Entries from a dataset -
+--

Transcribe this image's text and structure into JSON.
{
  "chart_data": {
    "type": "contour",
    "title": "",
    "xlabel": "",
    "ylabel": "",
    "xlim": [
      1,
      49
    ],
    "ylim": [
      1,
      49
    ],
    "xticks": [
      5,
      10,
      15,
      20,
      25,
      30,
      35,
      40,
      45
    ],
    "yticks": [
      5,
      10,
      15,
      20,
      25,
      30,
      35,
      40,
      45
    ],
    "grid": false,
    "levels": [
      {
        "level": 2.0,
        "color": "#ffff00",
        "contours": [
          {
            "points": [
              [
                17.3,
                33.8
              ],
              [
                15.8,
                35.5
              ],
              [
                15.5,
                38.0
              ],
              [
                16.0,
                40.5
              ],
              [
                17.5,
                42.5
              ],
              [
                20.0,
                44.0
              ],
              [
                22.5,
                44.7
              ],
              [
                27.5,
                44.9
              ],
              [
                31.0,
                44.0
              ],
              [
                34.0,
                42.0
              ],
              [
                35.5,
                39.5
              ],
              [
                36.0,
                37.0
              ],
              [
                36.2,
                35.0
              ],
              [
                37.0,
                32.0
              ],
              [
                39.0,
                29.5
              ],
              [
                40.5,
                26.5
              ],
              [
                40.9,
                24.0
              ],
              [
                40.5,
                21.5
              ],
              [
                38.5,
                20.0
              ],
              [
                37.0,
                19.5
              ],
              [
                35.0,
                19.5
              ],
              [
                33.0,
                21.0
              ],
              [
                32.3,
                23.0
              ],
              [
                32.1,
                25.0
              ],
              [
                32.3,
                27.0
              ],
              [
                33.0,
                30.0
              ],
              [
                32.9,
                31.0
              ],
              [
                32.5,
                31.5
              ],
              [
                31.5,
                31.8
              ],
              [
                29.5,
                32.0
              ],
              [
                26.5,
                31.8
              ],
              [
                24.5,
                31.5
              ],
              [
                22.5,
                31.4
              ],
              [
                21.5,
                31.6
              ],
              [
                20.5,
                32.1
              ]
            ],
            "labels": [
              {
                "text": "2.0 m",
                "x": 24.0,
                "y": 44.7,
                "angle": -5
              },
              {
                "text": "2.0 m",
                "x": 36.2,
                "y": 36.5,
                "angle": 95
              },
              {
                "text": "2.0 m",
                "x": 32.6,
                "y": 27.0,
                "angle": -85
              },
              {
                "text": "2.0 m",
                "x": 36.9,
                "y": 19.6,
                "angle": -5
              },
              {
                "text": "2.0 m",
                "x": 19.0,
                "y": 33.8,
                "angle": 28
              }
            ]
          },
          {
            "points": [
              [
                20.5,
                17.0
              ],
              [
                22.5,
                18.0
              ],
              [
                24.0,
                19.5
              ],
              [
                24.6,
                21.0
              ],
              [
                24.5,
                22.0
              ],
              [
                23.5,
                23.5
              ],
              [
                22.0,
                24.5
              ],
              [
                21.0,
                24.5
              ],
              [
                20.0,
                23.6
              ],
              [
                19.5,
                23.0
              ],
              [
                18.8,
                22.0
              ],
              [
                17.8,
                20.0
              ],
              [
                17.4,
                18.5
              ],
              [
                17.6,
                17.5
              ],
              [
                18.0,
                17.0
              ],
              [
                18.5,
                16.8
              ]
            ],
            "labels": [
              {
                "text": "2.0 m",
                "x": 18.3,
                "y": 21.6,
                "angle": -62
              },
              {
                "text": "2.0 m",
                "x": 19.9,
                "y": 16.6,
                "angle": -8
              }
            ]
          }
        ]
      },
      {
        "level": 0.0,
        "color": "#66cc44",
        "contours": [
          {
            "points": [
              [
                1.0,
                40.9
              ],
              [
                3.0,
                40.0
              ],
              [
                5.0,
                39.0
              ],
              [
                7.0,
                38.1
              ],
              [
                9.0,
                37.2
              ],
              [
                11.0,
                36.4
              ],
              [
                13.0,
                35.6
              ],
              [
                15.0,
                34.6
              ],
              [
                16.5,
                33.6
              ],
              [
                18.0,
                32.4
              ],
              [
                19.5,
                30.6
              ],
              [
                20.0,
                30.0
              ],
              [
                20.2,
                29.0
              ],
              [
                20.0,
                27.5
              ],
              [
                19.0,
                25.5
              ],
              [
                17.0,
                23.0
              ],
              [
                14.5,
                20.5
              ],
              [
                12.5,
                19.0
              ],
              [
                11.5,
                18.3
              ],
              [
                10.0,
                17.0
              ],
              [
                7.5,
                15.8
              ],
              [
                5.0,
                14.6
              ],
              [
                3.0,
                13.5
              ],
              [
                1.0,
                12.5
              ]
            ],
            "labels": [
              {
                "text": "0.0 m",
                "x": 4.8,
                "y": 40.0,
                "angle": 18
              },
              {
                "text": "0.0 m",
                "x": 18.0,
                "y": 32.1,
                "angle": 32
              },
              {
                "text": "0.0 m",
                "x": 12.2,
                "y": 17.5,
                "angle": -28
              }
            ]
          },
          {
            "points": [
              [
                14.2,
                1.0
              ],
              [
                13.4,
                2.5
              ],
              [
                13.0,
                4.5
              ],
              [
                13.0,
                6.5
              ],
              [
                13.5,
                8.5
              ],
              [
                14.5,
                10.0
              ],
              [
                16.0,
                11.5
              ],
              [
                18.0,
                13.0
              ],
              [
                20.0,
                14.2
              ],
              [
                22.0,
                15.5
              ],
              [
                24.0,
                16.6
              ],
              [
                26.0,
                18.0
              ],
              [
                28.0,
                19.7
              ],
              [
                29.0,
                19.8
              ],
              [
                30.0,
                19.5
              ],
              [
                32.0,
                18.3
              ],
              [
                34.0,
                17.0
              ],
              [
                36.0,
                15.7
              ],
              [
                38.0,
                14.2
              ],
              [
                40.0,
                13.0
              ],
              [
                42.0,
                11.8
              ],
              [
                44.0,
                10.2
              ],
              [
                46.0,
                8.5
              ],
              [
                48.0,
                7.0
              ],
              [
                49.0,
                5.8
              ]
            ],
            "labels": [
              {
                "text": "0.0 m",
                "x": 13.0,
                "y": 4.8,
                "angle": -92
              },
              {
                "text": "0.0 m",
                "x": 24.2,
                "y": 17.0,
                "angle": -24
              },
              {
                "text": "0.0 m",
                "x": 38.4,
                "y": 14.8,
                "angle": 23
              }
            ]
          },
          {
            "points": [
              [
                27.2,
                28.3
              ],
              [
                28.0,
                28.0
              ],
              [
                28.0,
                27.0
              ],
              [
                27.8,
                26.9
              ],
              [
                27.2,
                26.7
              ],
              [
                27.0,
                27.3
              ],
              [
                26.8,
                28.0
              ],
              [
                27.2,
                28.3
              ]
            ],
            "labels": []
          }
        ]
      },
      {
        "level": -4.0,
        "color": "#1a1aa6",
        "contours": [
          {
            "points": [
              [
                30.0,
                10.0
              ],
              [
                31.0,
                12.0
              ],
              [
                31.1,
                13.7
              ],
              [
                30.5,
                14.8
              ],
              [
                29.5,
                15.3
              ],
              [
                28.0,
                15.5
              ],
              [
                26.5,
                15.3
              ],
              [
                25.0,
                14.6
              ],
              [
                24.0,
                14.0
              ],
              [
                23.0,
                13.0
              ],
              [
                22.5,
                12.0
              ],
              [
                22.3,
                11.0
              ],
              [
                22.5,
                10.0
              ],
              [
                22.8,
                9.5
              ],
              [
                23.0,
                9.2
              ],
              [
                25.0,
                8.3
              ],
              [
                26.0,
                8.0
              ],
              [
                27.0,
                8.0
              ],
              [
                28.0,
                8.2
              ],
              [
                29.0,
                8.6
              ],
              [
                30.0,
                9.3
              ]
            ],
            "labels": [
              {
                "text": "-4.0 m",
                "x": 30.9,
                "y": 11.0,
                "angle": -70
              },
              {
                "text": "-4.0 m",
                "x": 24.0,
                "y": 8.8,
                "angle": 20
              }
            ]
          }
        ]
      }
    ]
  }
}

+--

TASK - Note each line of the entries that has "color" in it, and copy those lines.

OUTPUT OF THE EXERCISE -
        "color": "#ffff00",
        "color": "#66cc44",
        "color": "#1a1aa6",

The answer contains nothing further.